RECORDS SUPPLIED -
-- -- --
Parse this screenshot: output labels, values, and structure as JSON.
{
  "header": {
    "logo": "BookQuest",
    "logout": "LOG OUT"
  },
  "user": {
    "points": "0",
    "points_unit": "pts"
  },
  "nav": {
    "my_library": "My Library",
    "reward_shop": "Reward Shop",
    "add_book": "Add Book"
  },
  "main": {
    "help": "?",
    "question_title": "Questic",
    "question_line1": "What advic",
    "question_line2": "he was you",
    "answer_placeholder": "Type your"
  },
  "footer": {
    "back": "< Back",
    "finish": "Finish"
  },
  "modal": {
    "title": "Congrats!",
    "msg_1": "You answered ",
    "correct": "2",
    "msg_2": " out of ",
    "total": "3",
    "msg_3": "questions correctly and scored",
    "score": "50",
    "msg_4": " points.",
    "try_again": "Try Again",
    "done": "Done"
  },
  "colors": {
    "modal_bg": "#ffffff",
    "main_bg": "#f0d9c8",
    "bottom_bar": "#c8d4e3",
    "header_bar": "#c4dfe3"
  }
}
-- -- --
TASK INSTRUCTIONS -
Go back to the listing above and please repeat it exactly.

TASK RESPONSE -
Parse this screenshot: output labels, values, and structure as JSON.
{
  "header": {
    "logo": "BookQuest",
    "logout": "LOG OUT"
  },
  "user": {
    "points": "0",
    "points_unit": "pts"
  },
  "nav": {
    "my_library": "My Library",
    "reward_shop": "Reward Shop",
    "add_book": "Add Book"
  },
  "main": {
    "help": "?",
    "question_title": "Questic",
    "question_line1": "What advic",
    "question_line2": "he was you",
    "answer_placeholder": "Type your"
  },
  "footer": {
    "back": "< Back",
    "finish": "Finish"
  },
  "modal": {
    "title": "Congrats!",
    "msg_1": "You answered ",
    "correct": "2",
    "msg_2": " out of ",
    "total": "3",
    "msg_3": "questions correctly and scored",
    "score": "50",
    "msg_4": " points.",
    "try_again": "Try Again",
    "done": "Done"
  },
  "colors": {
    "modal_bg": "#ffffff",
    "main_bg": "#f0d9c8",
    "bottom_bar": "#c8d4e3",
    "header_bar": "#c4dfe3"
  }
}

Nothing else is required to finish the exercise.